(Extracts from a graphics dataset)
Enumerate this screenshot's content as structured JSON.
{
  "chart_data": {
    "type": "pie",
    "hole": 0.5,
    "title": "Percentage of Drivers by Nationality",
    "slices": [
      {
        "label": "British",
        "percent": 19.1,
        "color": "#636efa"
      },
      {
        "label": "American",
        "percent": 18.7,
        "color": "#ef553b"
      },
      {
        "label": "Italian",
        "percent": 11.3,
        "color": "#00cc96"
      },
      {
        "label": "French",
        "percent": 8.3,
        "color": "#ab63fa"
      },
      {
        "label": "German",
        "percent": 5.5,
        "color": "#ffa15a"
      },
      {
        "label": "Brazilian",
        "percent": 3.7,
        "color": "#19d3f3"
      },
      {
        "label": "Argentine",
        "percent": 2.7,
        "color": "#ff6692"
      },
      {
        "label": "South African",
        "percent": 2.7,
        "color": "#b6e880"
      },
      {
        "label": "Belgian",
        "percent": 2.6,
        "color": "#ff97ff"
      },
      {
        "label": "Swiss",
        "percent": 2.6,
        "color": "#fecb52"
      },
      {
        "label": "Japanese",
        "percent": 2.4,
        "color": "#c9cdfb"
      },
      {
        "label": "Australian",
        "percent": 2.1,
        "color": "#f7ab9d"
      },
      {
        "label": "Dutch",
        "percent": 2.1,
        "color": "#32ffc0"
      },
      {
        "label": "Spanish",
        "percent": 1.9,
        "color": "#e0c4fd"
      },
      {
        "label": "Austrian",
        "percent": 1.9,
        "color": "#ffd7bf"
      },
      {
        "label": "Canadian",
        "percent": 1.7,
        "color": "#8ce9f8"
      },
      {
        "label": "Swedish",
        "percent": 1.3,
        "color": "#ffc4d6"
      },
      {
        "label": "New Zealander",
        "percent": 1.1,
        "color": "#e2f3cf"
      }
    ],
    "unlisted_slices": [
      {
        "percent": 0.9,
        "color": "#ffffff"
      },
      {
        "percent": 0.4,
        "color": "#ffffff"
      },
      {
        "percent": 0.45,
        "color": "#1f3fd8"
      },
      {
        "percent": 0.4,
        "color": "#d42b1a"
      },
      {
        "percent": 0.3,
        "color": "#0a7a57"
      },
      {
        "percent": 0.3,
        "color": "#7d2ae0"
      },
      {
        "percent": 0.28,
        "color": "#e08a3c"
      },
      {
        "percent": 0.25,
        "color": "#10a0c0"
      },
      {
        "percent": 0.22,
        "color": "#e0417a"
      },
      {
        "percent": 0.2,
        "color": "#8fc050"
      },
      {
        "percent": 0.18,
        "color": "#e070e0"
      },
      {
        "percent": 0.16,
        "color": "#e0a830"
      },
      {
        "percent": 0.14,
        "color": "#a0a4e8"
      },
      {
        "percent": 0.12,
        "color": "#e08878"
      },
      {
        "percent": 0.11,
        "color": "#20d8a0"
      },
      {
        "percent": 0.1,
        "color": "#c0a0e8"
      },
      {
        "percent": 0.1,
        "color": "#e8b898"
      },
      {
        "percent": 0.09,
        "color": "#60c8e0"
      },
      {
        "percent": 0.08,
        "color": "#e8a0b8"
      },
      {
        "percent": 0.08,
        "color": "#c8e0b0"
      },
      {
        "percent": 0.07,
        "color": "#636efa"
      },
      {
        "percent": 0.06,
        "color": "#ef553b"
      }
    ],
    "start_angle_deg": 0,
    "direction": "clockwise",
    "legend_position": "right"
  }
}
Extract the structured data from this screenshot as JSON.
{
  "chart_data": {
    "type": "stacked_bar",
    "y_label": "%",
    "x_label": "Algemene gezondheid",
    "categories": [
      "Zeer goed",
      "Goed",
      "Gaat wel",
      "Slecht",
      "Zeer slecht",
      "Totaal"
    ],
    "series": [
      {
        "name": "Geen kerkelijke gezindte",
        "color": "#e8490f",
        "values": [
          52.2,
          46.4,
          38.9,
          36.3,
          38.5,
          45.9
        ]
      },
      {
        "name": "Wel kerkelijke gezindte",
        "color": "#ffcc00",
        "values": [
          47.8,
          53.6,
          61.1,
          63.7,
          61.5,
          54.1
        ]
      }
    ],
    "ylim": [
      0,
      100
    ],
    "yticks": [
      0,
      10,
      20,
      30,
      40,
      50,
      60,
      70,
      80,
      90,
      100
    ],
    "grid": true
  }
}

--- DO THIS ---
Where a line contains the string "structured", extract that line.

--- FULL SOLUTION ---
Enumerate this screenshot's content as structured JSON.
Extract the structured data from this screenshot as JSON.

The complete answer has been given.